■ **Instruction**:
Below are entries. Pull out all lines containing "Leiba".
──────────
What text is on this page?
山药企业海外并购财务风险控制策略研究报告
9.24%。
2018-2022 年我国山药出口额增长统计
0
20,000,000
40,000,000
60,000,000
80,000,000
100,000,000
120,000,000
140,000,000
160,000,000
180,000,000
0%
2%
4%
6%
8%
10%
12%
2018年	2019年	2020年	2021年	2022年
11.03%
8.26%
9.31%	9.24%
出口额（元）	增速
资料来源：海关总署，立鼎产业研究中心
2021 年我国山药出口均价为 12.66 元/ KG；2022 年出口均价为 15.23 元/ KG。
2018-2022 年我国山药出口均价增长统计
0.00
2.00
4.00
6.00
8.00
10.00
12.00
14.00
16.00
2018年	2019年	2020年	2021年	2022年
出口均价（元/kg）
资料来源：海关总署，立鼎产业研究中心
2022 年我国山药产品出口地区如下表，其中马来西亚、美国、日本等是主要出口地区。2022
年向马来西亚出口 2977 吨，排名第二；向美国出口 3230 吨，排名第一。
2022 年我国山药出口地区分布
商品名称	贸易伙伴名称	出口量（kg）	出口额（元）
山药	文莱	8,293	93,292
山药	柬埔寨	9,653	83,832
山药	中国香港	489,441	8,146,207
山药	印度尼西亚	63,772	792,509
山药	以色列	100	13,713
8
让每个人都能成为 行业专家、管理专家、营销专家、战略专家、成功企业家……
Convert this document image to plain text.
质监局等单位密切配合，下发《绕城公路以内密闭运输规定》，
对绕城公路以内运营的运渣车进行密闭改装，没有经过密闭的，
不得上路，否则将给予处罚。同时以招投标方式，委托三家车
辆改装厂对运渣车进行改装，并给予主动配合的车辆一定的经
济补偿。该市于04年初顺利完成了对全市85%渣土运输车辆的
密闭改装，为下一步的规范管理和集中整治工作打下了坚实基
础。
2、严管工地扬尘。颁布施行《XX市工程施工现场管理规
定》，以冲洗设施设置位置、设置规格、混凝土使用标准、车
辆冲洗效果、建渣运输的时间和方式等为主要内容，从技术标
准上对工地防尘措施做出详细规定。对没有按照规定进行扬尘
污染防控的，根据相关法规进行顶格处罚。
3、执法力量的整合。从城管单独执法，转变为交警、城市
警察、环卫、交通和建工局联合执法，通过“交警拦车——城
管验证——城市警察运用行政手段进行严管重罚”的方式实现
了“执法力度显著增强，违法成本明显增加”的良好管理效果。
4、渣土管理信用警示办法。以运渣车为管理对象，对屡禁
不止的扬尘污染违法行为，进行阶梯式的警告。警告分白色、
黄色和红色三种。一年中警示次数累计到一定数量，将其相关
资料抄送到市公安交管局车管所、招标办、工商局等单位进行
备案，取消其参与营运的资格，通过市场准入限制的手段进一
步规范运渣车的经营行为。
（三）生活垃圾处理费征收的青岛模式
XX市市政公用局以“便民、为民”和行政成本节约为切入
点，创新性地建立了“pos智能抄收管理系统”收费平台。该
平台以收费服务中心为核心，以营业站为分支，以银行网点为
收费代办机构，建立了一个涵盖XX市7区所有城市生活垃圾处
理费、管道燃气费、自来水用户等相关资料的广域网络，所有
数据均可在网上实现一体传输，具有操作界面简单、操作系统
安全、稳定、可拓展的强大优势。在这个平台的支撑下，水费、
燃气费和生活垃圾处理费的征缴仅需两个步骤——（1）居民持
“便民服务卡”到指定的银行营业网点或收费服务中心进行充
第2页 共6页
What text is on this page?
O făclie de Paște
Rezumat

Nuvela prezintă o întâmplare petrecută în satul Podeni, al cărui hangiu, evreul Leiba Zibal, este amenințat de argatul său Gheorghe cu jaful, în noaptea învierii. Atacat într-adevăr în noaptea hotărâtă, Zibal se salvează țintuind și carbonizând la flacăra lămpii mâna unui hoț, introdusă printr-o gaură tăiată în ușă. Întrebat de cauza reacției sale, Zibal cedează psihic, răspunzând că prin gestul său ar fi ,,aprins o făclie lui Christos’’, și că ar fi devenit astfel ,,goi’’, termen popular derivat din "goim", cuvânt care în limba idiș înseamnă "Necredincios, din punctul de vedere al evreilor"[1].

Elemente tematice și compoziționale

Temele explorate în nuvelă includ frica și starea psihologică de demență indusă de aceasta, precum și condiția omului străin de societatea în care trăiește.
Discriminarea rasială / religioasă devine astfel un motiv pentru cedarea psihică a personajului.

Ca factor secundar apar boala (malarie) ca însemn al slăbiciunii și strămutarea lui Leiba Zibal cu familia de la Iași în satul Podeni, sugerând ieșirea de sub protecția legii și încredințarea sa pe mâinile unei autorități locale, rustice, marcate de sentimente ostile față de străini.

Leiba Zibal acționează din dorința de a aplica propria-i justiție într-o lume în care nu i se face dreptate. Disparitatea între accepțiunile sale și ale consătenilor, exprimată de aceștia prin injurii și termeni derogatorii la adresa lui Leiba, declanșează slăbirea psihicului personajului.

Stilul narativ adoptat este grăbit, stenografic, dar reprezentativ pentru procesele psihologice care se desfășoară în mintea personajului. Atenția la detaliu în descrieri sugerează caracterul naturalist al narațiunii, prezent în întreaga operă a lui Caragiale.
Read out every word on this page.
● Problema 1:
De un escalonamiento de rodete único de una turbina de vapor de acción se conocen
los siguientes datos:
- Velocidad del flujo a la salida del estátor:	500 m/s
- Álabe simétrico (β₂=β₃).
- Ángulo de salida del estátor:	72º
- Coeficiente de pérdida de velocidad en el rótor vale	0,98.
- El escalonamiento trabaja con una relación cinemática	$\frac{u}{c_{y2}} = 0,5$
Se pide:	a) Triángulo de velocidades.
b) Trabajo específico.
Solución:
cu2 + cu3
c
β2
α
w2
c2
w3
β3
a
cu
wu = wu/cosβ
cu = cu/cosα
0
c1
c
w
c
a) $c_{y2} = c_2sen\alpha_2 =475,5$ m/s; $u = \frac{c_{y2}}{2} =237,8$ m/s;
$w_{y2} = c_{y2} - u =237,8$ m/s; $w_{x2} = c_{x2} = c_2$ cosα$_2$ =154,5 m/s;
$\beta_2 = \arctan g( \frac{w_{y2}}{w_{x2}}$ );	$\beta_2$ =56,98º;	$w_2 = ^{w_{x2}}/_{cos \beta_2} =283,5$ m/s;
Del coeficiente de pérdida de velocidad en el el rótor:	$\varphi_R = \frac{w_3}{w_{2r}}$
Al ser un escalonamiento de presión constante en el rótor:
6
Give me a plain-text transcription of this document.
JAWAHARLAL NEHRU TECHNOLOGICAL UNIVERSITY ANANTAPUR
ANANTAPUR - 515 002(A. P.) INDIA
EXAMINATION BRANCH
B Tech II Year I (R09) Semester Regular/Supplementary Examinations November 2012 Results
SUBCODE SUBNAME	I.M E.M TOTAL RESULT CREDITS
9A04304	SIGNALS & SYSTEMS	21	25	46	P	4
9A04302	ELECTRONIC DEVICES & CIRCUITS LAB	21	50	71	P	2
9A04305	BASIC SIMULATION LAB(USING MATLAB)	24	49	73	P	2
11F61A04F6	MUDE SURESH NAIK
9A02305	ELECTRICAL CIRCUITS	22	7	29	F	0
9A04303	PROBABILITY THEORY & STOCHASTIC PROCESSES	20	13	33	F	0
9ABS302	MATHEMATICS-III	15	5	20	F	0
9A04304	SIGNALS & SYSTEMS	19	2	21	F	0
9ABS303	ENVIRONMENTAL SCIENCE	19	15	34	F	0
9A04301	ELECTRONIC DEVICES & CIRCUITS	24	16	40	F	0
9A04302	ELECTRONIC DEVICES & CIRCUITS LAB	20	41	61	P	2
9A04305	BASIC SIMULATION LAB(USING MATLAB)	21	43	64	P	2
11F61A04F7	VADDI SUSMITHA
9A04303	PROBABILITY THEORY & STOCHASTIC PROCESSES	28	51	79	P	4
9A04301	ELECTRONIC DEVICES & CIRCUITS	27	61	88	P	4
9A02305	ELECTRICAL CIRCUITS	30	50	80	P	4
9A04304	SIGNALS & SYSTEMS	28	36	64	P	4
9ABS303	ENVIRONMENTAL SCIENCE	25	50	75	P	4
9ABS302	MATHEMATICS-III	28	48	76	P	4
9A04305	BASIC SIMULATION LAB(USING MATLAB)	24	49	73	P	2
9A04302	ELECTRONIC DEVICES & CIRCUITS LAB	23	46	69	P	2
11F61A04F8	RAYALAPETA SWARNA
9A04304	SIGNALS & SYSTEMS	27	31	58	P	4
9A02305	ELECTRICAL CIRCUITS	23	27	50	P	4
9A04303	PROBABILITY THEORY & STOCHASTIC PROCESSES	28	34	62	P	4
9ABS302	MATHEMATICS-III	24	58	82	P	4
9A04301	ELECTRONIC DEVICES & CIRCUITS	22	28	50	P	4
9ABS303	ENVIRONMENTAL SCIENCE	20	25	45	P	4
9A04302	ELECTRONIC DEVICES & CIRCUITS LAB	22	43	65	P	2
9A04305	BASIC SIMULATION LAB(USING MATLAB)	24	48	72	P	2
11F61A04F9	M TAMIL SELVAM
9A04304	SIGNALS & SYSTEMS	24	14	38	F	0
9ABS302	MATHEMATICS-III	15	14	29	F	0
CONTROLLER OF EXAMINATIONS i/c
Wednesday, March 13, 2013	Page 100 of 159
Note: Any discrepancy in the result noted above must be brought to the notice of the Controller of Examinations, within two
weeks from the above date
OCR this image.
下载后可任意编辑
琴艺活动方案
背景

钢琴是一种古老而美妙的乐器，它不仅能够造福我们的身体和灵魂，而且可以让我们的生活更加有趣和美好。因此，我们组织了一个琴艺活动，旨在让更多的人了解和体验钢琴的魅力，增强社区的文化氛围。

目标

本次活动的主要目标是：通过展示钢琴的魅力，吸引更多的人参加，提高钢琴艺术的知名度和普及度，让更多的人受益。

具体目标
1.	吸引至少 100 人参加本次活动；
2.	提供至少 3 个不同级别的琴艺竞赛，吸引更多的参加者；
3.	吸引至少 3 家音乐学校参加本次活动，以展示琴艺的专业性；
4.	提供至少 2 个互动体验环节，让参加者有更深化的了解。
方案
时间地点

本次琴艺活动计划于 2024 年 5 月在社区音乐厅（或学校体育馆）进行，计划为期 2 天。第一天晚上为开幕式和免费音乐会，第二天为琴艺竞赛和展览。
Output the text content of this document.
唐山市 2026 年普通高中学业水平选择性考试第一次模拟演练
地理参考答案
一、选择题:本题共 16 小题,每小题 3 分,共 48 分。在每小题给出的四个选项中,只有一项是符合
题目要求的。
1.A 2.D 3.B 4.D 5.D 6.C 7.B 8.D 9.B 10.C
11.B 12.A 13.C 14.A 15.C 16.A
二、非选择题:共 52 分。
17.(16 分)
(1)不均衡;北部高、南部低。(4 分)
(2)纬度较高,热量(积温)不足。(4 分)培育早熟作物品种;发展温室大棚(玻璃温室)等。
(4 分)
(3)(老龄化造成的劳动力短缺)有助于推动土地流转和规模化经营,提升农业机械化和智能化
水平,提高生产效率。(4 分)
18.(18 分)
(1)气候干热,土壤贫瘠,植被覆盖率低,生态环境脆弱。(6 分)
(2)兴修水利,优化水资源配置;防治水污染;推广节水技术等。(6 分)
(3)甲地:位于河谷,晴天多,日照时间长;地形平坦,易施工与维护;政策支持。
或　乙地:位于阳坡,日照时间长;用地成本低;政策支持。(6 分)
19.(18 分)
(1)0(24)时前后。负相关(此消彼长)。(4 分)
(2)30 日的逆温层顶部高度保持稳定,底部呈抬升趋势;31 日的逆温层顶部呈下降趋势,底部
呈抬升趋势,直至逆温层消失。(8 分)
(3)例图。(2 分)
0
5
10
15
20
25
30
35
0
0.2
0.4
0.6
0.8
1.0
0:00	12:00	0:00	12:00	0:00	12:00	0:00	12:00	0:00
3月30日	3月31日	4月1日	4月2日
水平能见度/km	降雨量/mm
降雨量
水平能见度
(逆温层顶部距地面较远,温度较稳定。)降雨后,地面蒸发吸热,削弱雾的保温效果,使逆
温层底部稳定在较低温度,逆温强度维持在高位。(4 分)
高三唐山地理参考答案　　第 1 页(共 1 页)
──────────
■ **Task answer**:
Nuvela prezintă o întâmplare petrecută în satul Podeni, al cărui hangiu, evreul Leiba Zibal, este amenințat de argatul său Gheorghe cu jaful, în noaptea învierii. Atacat într-adevăr în noaptea hotărâtă, Zibal se salvează țintuind și carbonizând la flacăra lămpii mâna unui hoț, introdusă printr-o gaură tăiată în ușă. Întrebat de cauza reacției sale, Zibal cedează psihic, răspunzând că prin gestul său ar fi ,,aprins o făclie lui Christos’’, și că ar fi devenit astfel ,,goi’’, termen popular derivat din "goim", cuvânt care în limba idiș înseamnă "Necredincios, din punctul de vedere al evreilor"[1].
Ca factor secundar apar boala (malarie) ca însemn al slăbiciunii și strămutarea lui Leiba Zibal cu familia de la Iași în satul Podeni, sugerând ieșirea de sub protecția legii și încredințarea sa pe mâinile unei autorități locale, rustice, marcate de sentimente ostile față de străini.
Leiba Zibal acționează din dorința de a aplica propria-i justiție într-o lume în care nu i se face dreptate. Disparitatea între accepțiunile sale și ale consătenilor, exprimată de aceștia prin injurii și termeni derogatorii la adresa lui Leiba, declanșează slăbirea psihicului personajului.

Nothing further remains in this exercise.